Count every line below that contains "least", then state the total with no other output.

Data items
++++++++++++++++++++
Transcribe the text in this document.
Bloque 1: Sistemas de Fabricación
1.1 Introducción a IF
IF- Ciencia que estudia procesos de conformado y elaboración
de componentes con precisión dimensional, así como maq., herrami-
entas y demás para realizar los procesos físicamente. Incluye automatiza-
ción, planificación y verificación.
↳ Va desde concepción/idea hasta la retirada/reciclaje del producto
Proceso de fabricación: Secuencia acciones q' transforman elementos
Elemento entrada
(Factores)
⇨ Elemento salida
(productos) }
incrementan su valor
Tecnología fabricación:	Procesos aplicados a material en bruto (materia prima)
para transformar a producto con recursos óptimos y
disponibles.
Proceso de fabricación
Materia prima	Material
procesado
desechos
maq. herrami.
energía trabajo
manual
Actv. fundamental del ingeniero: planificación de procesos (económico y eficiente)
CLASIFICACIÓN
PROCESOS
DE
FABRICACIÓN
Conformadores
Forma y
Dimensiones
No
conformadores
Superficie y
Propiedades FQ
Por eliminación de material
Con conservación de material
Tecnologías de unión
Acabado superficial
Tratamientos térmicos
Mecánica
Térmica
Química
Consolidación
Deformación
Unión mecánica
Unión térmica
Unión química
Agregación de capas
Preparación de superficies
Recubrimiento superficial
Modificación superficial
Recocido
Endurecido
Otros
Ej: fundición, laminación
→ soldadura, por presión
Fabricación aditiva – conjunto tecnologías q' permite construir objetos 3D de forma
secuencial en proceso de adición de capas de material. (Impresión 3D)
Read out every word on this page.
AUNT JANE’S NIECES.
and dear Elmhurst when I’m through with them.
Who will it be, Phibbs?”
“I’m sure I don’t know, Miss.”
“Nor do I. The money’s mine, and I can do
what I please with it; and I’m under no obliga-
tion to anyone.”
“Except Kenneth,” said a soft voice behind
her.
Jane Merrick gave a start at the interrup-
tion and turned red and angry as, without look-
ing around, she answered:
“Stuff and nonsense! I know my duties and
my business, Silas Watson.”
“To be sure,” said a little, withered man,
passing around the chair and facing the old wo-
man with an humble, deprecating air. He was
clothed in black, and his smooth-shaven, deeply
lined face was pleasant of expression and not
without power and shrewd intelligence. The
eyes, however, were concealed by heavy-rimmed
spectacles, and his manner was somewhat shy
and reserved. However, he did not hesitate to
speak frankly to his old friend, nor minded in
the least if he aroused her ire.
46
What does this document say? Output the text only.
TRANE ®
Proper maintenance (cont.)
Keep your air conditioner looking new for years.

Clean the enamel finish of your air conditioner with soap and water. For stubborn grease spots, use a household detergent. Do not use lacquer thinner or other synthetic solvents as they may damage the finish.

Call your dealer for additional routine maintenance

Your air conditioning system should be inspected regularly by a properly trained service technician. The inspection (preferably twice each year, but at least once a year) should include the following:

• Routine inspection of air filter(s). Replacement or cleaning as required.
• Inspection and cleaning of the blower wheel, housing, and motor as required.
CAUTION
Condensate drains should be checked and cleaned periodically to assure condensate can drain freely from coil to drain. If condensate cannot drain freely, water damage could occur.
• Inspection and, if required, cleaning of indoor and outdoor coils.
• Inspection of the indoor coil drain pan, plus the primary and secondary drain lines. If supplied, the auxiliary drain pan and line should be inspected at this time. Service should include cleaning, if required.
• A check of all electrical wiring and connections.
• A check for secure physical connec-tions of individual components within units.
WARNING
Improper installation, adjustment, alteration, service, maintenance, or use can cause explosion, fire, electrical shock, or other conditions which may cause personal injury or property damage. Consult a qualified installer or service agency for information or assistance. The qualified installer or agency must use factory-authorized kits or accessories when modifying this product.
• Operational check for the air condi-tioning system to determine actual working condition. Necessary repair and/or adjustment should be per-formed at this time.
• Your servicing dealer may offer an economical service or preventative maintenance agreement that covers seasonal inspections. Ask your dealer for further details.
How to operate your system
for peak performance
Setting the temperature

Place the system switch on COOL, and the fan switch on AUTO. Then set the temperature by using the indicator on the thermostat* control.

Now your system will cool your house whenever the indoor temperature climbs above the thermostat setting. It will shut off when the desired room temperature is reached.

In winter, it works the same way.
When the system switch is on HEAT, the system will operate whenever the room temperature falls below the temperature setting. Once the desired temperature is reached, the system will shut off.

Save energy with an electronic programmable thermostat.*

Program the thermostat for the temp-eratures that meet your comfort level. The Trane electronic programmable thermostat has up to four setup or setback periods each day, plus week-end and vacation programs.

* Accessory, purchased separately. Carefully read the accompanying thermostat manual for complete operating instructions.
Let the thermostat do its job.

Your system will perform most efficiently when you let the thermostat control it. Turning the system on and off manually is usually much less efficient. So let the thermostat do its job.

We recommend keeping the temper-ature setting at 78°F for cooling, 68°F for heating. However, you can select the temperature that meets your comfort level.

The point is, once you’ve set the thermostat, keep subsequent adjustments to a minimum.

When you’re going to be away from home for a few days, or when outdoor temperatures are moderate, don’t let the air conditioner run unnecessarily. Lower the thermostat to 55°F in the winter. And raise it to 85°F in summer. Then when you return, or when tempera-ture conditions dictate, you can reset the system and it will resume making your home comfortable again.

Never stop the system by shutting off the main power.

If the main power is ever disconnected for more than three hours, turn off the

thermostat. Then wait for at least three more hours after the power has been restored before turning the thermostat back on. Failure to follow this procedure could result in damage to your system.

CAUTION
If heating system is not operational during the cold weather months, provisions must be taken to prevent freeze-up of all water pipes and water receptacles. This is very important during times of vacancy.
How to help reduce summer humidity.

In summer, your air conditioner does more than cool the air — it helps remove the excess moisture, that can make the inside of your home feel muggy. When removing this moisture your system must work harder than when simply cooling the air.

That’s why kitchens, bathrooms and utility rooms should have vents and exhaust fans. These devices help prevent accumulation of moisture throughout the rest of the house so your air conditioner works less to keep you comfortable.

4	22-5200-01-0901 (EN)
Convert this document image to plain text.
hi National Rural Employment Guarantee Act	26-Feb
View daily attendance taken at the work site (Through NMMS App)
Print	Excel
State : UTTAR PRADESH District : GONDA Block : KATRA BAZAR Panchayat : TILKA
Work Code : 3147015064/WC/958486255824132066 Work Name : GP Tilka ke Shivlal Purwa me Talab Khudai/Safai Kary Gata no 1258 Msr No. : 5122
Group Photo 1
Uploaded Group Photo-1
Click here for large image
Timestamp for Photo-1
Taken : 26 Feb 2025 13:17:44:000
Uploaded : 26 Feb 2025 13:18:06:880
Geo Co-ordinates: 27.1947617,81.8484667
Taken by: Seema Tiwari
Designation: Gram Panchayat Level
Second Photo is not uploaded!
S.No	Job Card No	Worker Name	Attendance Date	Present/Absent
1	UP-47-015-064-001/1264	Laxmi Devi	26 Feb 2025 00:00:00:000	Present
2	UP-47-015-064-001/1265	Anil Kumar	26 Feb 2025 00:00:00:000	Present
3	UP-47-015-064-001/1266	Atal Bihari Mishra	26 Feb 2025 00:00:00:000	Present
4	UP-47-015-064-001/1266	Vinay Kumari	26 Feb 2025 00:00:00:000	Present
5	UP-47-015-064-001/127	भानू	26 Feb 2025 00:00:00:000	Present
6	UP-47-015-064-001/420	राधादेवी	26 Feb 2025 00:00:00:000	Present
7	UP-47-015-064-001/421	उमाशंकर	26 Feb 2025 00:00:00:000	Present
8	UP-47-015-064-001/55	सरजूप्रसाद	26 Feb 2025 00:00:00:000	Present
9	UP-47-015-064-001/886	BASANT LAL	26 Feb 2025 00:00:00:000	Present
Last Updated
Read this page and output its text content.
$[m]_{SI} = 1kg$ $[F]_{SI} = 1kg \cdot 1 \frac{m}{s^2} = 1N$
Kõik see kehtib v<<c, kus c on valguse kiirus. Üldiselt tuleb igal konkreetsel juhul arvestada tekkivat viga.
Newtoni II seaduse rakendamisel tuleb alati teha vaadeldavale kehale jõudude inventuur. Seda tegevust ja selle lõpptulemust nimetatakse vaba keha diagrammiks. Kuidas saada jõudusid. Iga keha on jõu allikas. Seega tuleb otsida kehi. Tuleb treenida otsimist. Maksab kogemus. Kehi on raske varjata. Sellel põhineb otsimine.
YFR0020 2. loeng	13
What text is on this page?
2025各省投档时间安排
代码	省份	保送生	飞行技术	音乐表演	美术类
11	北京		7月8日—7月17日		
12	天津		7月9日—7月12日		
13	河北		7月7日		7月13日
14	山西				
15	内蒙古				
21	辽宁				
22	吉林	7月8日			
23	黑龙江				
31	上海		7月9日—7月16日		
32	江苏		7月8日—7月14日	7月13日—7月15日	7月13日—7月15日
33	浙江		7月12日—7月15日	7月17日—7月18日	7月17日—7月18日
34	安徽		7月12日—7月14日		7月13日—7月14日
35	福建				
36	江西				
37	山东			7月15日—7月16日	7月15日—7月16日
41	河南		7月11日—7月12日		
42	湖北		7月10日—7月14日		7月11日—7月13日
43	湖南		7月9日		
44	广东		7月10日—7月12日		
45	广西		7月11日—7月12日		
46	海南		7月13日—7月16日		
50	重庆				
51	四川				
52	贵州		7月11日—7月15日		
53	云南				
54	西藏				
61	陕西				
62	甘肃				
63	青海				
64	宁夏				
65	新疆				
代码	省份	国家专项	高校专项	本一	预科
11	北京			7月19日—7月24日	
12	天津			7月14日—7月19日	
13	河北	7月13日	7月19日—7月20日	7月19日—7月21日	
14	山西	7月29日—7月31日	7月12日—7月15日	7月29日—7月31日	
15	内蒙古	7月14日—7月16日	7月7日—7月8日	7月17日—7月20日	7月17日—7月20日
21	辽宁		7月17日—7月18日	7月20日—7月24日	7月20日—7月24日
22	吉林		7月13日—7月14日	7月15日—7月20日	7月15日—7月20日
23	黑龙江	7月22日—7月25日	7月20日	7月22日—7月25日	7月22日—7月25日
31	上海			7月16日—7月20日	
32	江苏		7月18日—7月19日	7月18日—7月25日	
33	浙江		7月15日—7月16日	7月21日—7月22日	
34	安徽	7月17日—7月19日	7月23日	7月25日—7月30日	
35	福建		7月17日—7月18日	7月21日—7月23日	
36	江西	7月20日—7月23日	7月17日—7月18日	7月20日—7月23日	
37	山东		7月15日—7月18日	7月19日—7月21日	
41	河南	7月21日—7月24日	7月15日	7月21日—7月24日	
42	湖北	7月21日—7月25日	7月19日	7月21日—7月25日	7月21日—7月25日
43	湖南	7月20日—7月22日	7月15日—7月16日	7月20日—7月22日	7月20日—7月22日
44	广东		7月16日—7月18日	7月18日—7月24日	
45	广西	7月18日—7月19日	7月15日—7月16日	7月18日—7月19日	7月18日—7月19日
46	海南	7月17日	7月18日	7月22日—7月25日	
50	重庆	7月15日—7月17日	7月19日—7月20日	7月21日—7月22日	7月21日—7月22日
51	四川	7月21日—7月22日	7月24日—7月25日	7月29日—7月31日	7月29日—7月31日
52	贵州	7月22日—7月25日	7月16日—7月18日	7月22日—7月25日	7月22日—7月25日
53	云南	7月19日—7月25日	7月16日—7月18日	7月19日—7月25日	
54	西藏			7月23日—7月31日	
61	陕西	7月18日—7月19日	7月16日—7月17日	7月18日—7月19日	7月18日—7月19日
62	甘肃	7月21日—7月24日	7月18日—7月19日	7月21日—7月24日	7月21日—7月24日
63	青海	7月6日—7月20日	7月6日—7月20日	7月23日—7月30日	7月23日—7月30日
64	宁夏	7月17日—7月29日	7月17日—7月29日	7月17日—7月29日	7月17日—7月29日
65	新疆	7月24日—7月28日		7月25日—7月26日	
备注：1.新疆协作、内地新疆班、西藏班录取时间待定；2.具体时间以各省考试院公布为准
++++++++++++++++++++
THE REPLY: 3